[A run of records]
##########
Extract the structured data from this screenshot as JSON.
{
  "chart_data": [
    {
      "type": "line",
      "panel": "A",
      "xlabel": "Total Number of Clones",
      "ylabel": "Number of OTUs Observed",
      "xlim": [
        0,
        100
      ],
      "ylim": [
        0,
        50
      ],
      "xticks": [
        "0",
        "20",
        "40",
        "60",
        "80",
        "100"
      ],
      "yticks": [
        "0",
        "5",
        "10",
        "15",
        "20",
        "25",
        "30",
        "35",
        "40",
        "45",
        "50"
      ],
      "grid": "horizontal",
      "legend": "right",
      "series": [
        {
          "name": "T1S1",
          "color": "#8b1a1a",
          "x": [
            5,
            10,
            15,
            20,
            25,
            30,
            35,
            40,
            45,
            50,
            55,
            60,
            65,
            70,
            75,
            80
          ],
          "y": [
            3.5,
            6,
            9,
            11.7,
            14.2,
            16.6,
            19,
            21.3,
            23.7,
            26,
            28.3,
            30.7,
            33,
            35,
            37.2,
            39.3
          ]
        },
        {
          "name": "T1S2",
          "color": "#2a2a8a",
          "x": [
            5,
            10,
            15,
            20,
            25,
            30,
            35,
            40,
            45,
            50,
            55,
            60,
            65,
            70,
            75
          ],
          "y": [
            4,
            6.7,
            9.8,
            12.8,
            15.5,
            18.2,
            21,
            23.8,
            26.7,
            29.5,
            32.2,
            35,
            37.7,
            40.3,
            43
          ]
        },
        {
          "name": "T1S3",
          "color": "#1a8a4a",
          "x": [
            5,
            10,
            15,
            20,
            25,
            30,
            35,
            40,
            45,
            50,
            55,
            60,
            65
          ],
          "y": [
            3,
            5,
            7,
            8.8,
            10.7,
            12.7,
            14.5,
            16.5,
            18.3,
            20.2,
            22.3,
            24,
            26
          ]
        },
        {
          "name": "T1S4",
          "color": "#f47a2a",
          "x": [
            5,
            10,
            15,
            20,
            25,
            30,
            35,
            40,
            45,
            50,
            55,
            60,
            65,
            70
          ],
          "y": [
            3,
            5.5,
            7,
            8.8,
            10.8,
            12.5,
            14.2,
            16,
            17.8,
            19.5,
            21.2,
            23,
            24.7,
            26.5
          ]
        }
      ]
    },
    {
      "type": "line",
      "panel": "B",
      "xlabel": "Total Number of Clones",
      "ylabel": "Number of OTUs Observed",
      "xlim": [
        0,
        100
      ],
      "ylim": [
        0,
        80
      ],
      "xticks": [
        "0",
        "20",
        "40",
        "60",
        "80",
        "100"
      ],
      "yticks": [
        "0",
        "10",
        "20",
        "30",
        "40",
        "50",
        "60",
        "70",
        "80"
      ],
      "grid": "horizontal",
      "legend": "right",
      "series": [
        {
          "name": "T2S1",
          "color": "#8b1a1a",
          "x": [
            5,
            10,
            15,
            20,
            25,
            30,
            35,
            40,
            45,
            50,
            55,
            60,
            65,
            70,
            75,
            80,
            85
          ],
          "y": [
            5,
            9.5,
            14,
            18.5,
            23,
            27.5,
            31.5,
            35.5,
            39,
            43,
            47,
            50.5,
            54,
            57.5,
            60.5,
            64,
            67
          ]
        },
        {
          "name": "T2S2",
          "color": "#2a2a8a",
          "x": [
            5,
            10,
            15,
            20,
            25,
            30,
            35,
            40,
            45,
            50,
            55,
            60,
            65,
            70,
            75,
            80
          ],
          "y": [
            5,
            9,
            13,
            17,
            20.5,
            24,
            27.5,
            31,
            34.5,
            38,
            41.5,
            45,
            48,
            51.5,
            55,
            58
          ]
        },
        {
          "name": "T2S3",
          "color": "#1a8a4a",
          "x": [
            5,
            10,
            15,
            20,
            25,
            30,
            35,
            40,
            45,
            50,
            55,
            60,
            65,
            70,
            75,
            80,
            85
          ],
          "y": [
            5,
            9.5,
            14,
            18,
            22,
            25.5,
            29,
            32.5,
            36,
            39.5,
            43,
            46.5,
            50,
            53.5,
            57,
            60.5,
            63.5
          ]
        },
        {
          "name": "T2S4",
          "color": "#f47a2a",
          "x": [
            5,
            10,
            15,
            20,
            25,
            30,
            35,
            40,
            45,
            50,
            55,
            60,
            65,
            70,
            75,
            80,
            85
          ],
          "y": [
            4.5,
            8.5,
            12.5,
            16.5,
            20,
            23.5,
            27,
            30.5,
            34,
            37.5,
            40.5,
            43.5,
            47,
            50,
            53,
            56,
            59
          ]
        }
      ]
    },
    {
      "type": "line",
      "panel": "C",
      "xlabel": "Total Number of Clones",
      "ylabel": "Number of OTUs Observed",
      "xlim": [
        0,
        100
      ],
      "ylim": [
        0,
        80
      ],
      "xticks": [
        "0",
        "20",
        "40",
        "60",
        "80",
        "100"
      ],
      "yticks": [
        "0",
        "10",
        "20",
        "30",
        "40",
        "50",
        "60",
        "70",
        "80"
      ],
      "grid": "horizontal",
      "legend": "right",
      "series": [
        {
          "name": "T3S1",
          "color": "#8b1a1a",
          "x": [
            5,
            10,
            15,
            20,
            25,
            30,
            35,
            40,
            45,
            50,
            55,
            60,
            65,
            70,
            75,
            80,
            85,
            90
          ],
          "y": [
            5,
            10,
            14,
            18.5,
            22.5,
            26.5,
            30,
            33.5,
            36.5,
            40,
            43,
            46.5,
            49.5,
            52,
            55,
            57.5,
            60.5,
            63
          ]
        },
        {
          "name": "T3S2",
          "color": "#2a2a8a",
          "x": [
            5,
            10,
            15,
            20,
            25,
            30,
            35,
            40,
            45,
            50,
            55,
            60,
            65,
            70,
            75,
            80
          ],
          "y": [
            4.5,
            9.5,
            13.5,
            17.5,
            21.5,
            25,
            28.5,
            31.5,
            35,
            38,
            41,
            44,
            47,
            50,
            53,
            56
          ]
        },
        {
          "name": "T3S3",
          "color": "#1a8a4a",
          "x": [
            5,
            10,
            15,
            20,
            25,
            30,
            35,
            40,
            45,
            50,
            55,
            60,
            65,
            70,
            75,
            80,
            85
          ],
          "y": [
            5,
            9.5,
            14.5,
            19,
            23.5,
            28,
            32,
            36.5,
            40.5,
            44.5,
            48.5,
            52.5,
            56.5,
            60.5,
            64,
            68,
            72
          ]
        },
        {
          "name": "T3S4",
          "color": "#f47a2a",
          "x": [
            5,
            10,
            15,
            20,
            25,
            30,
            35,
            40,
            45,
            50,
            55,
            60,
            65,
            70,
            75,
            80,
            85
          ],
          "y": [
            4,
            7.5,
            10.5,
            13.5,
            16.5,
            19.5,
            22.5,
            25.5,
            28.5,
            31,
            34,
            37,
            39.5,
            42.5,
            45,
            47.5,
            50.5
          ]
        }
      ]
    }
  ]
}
##########
- _Exercise task_
Quote each line of the listing above exactly.

- _Response for this exercise_
Extract the structured data from this screenshot as JSON.
{
  "chart_data": [
    {
      "type": "line",
      "panel": "A",
      "xlabel": "Total Number of Clones",
      "ylabel": "Number of OTUs Observed",
      "xlim": [
        0,
        100
      ],
      "ylim": [
        0,
        50
      ],
      "xticks": [
        "0",
        "20",
        "40",
        "60",
        "80",
        "100"
      ],
      "yticks": [
        "0",
        "5",
        "10",
        "15",
        "20",
        "25",
        "30",
        "35",
        "40",
        "45",
        "50"
      ],
      "grid": "horizontal",
      "legend": "right",
      "series": [
        {
          "name": "T1S1",
          "color": "#8b1a1a",
          "x": [
            5,
            10,
            15,
            20,
            25,
            30,
            35,
            40,
            45,
            50,
            55,
            60,
            65,
            70,
            75,
            80
          ],
          "y": [
            3.5,
            6,
            9,
            11.7,
            14.2,
            16.6,
            19,
            21.3,
            23.7,
            26,
            28.3,
            30.7,
            33,
            35,
            37.2,
            39.3
          ]
        },
        {
          "name": "T1S2",
          "color": "#2a2a8a",
          "x": [
            5,
            10,
            15,
            20,
            25,
            30,
            35,
            40,
            45,
            50,
            55,
            60,
            65,
            70,
            75
          ],
          "y": [
            4,
            6.7,
            9.8,
            12.8,
            15.5,
            18.2,
            21,
            23.8,
            26.7,
            29.5,
            32.2,
            35,
            37.7,
            40.3,
            43
          ]
        },
        {
          "name": "T1S3",
          "color": "#1a8a4a",
          "x": [
            5,
            10,
            15,
            20,
            25,
            30,
            35,
            40,
            45,
            50,
            55,
            60,
            65
          ],
          "y": [
            3,
            5,
            7,
            8.8,
            10.7,
            12.7,
            14.5,
            16.5,
            18.3,
            20.2,
            22.3,
            24,
            26
          ]
        },
        {
          "name": "T1S4",
          "color": "#f47a2a",
          "x": [
            5,
            10,
            15,
            20,
            25,
            30,
            35,
            40,
            45,
            50,
            55,
            60,
            65,
            70
          ],
          "y": [
            3,
            5.5,
            7,
            8.8,
            10.8,
            12.5,
            14.2,
            16,
            17.8,
            19.5,
            21.2,
            23,
            24.7,
            26.5
          ]
        }
      ]
    },
    {
      "type": "line",
      "panel": "B",
      "xlabel": "Total Number of Clones",
      "ylabel": "Number of OTUs Observed",
      "xlim": [
        0,
        100
      ],
      "ylim": [
        0,
        80
      ],
      "xticks": [
        "0",
        "20",
        "40",
        "60",
        "80",
        "100"
      ],
      "yticks": [
        "0",
        "10",
        "20",
        "30",
        "40",
        "50",
        "60",
        "70",
        "80"
      ],
      "grid": "horizontal",
      "legend": "right",
      "series": [
        {
          "name": "T2S1",
          "color": "#8b1a1a",
          "x": [
            5,
            10,
            15,
            20,
            25,
            30,
            35,
            40,
            45,
            50,
            55,
            60,
            65,
            70,
            75,
            80,
            85
          ],
          "y": [
            5,
            9.5,
            14,
            18.5,
            23,
            27.5,
            31.5,
            35.5,
            39,
            43,
            47,
            50.5,
            54,
            57.5,
            60.5,
            64,
            67
          ]
        },
        {
          "name": "T2S2",
          "color": "#2a2a8a",
          "x": [
            5,
            10,
            15,
            20,
            25,
            30,
            35,
            40,
            45,
            50,
            55,
            60,
            65,
            70,
            75,
            80
          ],
          "y": [
            5,
            9,
            13,
            17,
            20.5,
            24,
            27.5,
            31,
            34.5,
            38,
            41.5,
            45,
            48,
            51.5,
            55,
            58
          ]
        },
        {
          "name": "T2S3",
          "color": "#1a8a4a",
          "x": [
            5,
            10,
            15,
            20,
            25,
            30,
            35,
            40,
            45,
            50,
            55,
            60,
            65,
            70,
            75,
            80,
            85
          ],
          "y": [
            5,
            9.5,
            14,
            18,
            22,
            25.5,
            29,
            32.5,
            36,
            39.5,
            43,
            46.5,
            50,
            53.5,
            57,
            60.5,
            63.5
          ]
        },
        {
          "name": "T2S4",
          "color": "#f47a2a",
          "x": [
            5,
            10,
            15,
            20,
            25,
            30,
            35,
            40,
            45,
            50,
            55,
            60,
            65,
            70,
            75,
            80,
            85
          ],
          "y": [
            4.5,
            8.5,
            12.5,
            16.5,
            20,
            23.5,
            27,
            30.5,
            34,
            37.5,
            40.5,
            43.5,
            47,
            50,
            53,
            56,
            59
          ]
        }
      ]
    },
    {
      "type": "line",
      "panel": "C",
      "xlabel": "Total Number of Clones",
      "ylabel": "Number of OTUs Observed",
      "xlim": [
        0,
        100
      ],
      "ylim": [
        0,
        80
      ],
      "xticks": [
        "0",
        "20",
        "40",
        "60",
        "80",
        "100"
      ],
      "yticks": [
        "0",
        "10",
        "20",
        "30",
        "40",
        "50",
        "60",
        "70",
        "80"
      ],
      "grid": "horizontal",
      "legend": "right",
      "series": [
        {
          "name": "T3S1",
          "color": "#8b1a1a",
          "x": [
            5,
            10,
            15,
            20,
            25,
            30,
            35,
            40,
            45,
            50,
            55,
            60,
            65,
            70,
            75,
            80,
            85,
            90
          ],
          "y": [
            5,
            10,
            14,
            18.5,
            22.5,
            26.5,
            30,
            33.5,
            36.5,
            40,
            43,
            46.5,
            49.5,
            52,
            55,
            57.5,
            60.5,
            63
          ]
        },
        {
          "name": "T3S2",
          "color": "#2a2a8a",
          "x": [
            5,
            10,
            15,
            20,
            25,
            30,
            35,
            40,
            45,
            50,
            55,
            60,
            65,
            70,
            75,
            80
          ],
          "y": [
            4.5,
            9.5,
            13.5,
            17.5,
            21.5,
            25,
            28.5,
            31.5,
            35,
            38,
            41,
            44,
            47,
            50,
            53,
            56
          ]
        },
        {
          "name": "T3S3",
          "color": "#1a8a4a",
          "x": [
            5,
            10,
            15,
            20,
            25,
            30,
            35,
            40,
            45,
            50,
            55,
            60,
            65,
            70,
            75,
            80,
            85
          ],
          "y": [
            5,
            9.5,
            14.5,
            19,
            23.5,
            28,
            32,
            36.5,
            40.5,
            44.5,
            48.5,
            52.5,
            56.5,
            60.5,
            64,
            68,
            72
          ]
        },
        {
          "name": "T3S4",
          "color": "#f47a2a",
          "x": [
            5,
            10,
            15,
            20,
            25,
            30,
            35,
            40,
            45,
            50,
            55,
            60,
            65,
            70,
            75,
            80,
            85
          ],
          "y": [
            4,
            7.5,
            10.5,
            13.5,
            16.5,
            19.5,
            22.5,
            25.5,
            28.5,
            31,
            34,
            37,
            39.5,
            42.5,
            45,
            47.5,
            50.5
          ]
        }
      ]
    }
  ]
}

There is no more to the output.